WHAT IS ASKED: All of the data must be printed exactly; please include every line.

MATERIAL PROVIDED:

· · · · ·

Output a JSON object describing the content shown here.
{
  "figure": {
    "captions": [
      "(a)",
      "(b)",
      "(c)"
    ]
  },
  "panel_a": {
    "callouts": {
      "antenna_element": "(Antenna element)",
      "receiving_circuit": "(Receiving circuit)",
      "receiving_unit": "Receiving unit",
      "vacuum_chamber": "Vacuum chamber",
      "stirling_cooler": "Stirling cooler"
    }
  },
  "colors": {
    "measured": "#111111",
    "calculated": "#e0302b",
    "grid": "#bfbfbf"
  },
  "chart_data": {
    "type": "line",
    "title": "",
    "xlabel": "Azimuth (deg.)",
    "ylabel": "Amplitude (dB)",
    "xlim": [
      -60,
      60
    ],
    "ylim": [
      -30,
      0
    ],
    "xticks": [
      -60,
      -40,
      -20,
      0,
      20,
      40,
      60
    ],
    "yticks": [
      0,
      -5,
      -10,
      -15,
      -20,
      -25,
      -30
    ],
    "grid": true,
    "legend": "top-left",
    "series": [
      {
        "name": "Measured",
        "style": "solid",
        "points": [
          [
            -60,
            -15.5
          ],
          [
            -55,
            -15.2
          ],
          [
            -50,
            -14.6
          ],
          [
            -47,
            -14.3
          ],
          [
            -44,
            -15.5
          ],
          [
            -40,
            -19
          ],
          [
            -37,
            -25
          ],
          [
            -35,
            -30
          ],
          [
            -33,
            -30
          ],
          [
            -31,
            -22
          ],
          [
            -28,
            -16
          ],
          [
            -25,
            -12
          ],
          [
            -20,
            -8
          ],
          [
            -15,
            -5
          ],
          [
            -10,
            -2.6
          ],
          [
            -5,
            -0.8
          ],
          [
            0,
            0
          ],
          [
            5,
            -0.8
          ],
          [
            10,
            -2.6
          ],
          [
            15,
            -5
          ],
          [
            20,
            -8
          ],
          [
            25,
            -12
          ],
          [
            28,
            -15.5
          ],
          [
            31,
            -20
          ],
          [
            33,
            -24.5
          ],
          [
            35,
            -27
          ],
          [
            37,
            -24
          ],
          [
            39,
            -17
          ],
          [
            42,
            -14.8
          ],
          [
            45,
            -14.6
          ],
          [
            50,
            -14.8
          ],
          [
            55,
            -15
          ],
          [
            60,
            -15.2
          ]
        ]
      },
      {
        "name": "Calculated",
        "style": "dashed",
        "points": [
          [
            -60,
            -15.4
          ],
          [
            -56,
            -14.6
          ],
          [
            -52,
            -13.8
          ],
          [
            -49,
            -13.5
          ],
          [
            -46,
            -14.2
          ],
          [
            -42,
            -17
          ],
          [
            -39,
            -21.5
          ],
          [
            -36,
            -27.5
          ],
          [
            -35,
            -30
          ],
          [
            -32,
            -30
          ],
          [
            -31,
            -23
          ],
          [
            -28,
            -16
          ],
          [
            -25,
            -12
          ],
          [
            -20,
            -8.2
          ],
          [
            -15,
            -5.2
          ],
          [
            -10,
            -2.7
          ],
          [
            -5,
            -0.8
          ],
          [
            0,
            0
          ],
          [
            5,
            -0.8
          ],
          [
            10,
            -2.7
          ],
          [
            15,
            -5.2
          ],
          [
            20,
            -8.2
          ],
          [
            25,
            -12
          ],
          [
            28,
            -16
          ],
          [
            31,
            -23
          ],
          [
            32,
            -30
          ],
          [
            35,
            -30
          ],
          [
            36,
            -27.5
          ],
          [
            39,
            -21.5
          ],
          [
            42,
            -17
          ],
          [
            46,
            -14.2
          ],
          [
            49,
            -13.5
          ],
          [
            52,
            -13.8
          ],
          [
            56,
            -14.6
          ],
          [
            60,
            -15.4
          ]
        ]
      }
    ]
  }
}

· · · · ·

WRITTEN RESPONSE:
Output a JSON object describing the content shown here.
{
  "figure": {
    "captions": [
      "(a)",
      "(b)",
      "(c)"
    ]
  },
  "panel_a": {
    "callouts": {
      "antenna_element": "(Antenna element)",
      "receiving_circuit": "(Receiving circuit)",
      "receiving_unit": "Receiving unit",
      "vacuum_chamber": "Vacuum chamber",
      "stirling_cooler": "Stirling cooler"
    }
  },
  "colors": {
    "measured": "#111111",
    "calculated": "#e0302b",
    "grid": "#bfbfbf"
  },
  "chart_data": {
    "type": "line",
    "title": "",
    "xlabel": "Azimuth (deg.)",
    "ylabel": "Amplitude (dB)",
    "xlim": [
      -60,
      60
    ],
    "ylim": [
      -30,
      0
    ],
    "xticks": [
      -60,
      -40,
      -20,
      0,
      20,
      40,
      60
    ],
    "yticks": [
      0,
      -5,
      -10,
      -15,
      -20,
      -25,
      -30
    ],
    "grid": true,
    "legend": "top-left",
    "series": [
      {
        "name": "Measured",
        "style": "solid",
        "points": [
          [
            -60,
            -15.5
          ],
          [
            -55,
            -15.2
          ],
          [
            -50,
            -14.6
          ],
          [
            -47,
            -14.3
          ],
          [
            -44,
            -15.5
          ],
          [
            -40,
            -19
          ],
          [
            -37,
            -25
          ],
          [
            -35,
            -30
          ],
          [
            -33,
            -30
          ],
          [
            -31,
            -22
          ],
          [
            -28,
            -16
          ],
          [
            -25,
            -12
          ],
          [
            -20,
            -8
          ],
          [
            -15,
            -5
          ],
          [
            -10,
            -2.6
          ],
          [
            -5,
            -0.8
          ],
          [
            0,
            0
          ],
          [
            5,
            -0.8
          ],
          [
            10,
            -2.6
          ],
          [
            15,
            -5
          ],
          [
            20,
            -8
          ],
          [
            25,
            -12
          ],
          [
            28,
            -15.5
          ],
          [
            31,
            -20
          ],
          [
            33,
            -24.5
          ],
          [
            35,
            -27
          ],
          [
            37,
            -24
          ],
          [
            39,
            -17
          ],
          [
            42,
            -14.8
          ],
          [
            45,
            -14.6
          ],
          [
            50,
            -14.8
          ],
          [
            55,
            -15
          ],
          [
            60,
            -15.2
          ]
        ]
      },
      {
        "name": "Calculated",
        "style": "dashed",
        "points": [
          [
            -60,
            -15.4
          ],
          [
            -56,
            -14.6
          ],
          [
            -52,
            -13.8
          ],
          [
            -49,
            -13.5
          ],
          [
            -46,
            -14.2
          ],
          [
            -42,
            -17
          ],
          [
            -39,
            -21.5
          ],
          [
            -36,
            -27.5
          ],
          [
            -35,
            -30
          ],
          [
            -32,
            -30
          ],
          [
            -31,
            -23
          ],
          [
            -28,
            -16
          ],
          [
            -25,
            -12
          ],
          [
            -20,
            -8.2
          ],
          [
            -15,
            -5.2
          ],
          [
            -10,
            -2.7
          ],
          [
            -5,
            -0.8
          ],
          [
            0,
            0
          ],
          [
            5,
            -0.8
          ],
          [
            10,
            -2.7
          ],
          [
            15,
            -5.2
          ],
          [
            20,
            -8.2
          ],
          [
            25,
            -12
          ],
          [
            28,
            -16
          ],
          [
            31,
            -23
          ],
          [
            32,
            -30
          ],
          [
            35,
            -30
          ],
          [
            36,
            -27.5
          ],
          [
            39,
            -21.5
          ],
          [
            42,
            -17
          ],
          [
            46,
            -14.2
          ],
          [
            49,
            -13.5
          ],
          [
            52,
            -13.8
          ],
          [
            56,
            -14.6
          ],
          [
            60,
            -15.4
          ]
        ]
      }
    ]
  }
}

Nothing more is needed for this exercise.